● **Records shown**:

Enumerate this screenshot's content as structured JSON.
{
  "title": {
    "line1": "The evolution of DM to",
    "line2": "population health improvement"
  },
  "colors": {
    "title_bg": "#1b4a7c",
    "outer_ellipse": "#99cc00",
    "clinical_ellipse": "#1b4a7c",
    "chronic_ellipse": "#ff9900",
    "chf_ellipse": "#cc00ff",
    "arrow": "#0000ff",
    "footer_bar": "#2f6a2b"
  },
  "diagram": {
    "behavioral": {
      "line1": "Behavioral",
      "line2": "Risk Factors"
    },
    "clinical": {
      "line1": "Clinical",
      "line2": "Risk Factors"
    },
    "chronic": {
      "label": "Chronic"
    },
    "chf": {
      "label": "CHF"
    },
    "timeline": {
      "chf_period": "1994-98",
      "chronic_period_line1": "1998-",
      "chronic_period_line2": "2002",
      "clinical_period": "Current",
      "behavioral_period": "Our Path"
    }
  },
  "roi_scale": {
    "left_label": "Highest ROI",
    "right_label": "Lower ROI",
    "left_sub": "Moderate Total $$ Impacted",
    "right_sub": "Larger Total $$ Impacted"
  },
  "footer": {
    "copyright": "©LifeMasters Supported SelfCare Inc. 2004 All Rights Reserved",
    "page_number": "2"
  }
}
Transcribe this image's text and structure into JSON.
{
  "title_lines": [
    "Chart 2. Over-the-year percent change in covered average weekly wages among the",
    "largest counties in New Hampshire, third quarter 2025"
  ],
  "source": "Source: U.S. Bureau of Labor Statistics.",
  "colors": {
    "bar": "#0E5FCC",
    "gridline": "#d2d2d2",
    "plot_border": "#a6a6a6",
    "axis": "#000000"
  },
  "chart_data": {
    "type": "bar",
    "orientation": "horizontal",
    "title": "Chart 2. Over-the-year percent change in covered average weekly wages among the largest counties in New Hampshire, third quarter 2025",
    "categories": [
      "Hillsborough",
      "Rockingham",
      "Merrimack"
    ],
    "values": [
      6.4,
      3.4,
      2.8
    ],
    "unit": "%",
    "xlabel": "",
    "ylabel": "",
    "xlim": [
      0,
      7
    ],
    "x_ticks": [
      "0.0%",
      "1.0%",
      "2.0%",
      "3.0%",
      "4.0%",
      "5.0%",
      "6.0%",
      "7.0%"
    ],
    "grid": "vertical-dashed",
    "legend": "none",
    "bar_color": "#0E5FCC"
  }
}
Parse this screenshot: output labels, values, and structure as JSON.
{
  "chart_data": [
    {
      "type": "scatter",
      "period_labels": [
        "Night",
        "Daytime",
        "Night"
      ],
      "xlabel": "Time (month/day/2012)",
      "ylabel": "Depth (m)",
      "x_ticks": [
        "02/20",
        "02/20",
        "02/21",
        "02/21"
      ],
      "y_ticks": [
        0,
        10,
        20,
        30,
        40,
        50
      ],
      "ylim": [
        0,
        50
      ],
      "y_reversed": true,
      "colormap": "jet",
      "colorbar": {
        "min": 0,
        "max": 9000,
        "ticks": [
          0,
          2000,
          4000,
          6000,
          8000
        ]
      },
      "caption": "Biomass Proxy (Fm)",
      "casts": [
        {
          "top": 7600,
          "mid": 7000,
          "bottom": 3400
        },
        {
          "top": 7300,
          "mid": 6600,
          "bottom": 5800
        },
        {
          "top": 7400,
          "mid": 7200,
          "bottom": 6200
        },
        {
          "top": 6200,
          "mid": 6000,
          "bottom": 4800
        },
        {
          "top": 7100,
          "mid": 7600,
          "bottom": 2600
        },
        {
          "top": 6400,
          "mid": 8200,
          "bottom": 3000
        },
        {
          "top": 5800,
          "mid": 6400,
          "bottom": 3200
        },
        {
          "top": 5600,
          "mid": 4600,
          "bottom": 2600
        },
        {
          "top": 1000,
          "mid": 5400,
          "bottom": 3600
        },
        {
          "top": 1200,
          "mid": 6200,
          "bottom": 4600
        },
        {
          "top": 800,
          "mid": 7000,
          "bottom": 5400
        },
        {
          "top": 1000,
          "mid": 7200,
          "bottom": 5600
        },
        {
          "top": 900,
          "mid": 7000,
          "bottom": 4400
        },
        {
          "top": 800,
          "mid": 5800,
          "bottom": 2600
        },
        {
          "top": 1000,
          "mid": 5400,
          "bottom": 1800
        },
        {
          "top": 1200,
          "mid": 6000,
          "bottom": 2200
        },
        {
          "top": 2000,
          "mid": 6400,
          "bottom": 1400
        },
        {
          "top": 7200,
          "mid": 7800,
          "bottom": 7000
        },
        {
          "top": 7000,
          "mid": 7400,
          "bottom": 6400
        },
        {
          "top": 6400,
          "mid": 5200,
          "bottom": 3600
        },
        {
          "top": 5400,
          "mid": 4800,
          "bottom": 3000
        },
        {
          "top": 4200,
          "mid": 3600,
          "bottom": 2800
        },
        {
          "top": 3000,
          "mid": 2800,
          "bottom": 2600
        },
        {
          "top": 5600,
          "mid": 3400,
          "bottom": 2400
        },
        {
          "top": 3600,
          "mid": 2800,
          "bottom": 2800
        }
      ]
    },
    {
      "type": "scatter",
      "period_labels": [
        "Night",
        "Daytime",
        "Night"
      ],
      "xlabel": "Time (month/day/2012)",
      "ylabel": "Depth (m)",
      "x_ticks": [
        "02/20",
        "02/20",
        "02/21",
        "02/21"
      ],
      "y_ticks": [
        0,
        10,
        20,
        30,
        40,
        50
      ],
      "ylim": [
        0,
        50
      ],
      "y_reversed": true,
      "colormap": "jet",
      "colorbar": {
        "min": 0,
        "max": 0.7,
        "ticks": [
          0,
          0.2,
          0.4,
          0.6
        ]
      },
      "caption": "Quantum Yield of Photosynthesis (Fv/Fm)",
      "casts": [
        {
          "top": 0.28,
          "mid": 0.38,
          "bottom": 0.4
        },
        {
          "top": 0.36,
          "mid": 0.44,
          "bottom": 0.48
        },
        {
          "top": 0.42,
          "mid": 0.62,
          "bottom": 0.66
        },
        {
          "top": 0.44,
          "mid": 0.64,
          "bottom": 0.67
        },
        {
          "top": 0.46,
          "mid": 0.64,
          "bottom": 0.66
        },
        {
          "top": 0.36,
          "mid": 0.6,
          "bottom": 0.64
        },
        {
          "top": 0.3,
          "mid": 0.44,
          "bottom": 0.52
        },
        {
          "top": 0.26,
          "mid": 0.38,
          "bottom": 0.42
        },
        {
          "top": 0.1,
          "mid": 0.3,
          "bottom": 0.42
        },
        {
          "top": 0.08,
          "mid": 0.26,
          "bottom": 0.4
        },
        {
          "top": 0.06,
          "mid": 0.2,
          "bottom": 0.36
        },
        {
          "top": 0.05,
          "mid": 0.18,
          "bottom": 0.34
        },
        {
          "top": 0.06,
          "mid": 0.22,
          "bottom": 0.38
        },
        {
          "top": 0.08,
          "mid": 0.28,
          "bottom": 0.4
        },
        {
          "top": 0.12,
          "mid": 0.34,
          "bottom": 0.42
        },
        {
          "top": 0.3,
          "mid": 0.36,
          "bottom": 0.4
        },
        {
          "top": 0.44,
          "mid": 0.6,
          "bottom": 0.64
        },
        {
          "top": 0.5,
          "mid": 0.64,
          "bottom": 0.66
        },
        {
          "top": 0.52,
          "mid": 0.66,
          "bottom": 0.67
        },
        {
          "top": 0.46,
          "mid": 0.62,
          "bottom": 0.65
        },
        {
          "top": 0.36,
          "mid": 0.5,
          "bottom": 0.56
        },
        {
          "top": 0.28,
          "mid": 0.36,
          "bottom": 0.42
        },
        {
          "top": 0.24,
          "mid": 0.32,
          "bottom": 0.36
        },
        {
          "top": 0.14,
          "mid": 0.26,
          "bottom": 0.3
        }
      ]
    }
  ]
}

● **Exercise task**: Report the number of lines holding the string "among", without any other words.

● **Task answer**: 2